Starting at the top of the data and continuing through the line that contains "sample-point bbox=[180, 225, 182, 227]", change every "sample-point" to "scatter-dot" and leave everything else intact. Return only those lines.

Element and region data:
>> BEGIN
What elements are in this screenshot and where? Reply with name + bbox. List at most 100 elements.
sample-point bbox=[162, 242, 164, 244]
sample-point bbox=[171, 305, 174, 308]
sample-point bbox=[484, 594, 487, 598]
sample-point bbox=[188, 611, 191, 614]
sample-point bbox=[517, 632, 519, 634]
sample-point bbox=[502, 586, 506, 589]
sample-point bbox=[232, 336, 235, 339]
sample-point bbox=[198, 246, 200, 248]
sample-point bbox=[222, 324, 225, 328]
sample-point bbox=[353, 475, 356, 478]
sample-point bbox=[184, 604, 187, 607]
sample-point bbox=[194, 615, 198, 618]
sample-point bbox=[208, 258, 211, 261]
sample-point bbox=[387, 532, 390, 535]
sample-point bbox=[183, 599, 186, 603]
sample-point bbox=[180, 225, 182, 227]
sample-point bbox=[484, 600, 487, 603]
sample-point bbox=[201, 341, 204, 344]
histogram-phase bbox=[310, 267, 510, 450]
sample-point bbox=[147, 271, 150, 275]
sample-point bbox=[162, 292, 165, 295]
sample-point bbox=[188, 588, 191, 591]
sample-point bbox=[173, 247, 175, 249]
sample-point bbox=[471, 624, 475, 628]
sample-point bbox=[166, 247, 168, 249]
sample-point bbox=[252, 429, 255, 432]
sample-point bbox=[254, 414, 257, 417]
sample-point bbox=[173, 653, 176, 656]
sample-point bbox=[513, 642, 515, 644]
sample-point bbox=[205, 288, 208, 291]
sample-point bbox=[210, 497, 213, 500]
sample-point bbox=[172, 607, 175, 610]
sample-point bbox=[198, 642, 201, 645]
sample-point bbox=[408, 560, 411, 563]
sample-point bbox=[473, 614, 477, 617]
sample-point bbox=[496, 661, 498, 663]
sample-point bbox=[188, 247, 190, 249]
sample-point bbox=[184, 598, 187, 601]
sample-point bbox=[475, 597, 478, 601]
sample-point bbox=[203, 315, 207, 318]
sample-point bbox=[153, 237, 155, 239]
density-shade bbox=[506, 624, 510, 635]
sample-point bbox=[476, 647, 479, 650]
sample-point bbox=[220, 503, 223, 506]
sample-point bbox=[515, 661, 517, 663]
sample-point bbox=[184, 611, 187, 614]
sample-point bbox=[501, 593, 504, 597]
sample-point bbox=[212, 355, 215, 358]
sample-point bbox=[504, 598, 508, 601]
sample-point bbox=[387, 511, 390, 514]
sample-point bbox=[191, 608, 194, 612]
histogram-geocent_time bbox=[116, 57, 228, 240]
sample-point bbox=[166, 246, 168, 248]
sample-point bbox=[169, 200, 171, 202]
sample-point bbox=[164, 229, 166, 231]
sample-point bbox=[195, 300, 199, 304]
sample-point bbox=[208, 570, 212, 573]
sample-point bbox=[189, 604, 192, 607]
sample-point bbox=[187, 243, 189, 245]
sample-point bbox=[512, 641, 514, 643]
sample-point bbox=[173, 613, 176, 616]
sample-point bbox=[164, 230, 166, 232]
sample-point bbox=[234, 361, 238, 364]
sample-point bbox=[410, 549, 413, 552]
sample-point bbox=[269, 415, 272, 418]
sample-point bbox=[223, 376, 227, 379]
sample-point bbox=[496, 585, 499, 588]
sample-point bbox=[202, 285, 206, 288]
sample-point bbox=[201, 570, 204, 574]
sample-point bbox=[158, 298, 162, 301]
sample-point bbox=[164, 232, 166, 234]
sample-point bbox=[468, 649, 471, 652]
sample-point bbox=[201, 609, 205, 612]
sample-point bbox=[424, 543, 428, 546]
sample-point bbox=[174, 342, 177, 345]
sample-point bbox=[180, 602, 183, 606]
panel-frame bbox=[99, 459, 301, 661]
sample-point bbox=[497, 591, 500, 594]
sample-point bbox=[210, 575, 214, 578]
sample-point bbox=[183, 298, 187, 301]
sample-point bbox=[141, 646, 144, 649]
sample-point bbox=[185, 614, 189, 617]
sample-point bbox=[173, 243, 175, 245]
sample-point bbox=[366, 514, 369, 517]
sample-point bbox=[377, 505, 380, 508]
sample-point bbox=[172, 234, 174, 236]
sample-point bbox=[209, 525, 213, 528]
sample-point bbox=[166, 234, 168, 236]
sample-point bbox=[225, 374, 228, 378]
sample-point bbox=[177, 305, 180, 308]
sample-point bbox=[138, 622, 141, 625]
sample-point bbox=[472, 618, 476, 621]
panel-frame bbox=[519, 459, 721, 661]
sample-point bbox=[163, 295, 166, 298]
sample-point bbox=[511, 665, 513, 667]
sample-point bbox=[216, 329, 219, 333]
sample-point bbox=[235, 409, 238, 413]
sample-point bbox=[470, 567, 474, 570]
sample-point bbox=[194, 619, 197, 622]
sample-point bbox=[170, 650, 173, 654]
>> END
CORRECT RESULT>
What elements are in this screenshot and where? Reply with name + bbox. List at most 100 elements.
scatter-dot bbox=[162, 242, 164, 244]
scatter-dot bbox=[171, 305, 174, 308]
scatter-dot bbox=[484, 594, 487, 598]
scatter-dot bbox=[188, 611, 191, 614]
scatter-dot bbox=[517, 632, 519, 634]
scatter-dot bbox=[502, 586, 506, 589]
scatter-dot bbox=[232, 336, 235, 339]
scatter-dot bbox=[198, 246, 200, 248]
scatter-dot bbox=[222, 324, 225, 328]
scatter-dot bbox=[353, 475, 356, 478]
scatter-dot bbox=[184, 604, 187, 607]
scatter-dot bbox=[194, 615, 198, 618]
scatter-dot bbox=[208, 258, 211, 261]
scatter-dot bbox=[387, 532, 390, 535]
scatter-dot bbox=[183, 599, 186, 603]
scatter-dot bbox=[180, 225, 182, 227]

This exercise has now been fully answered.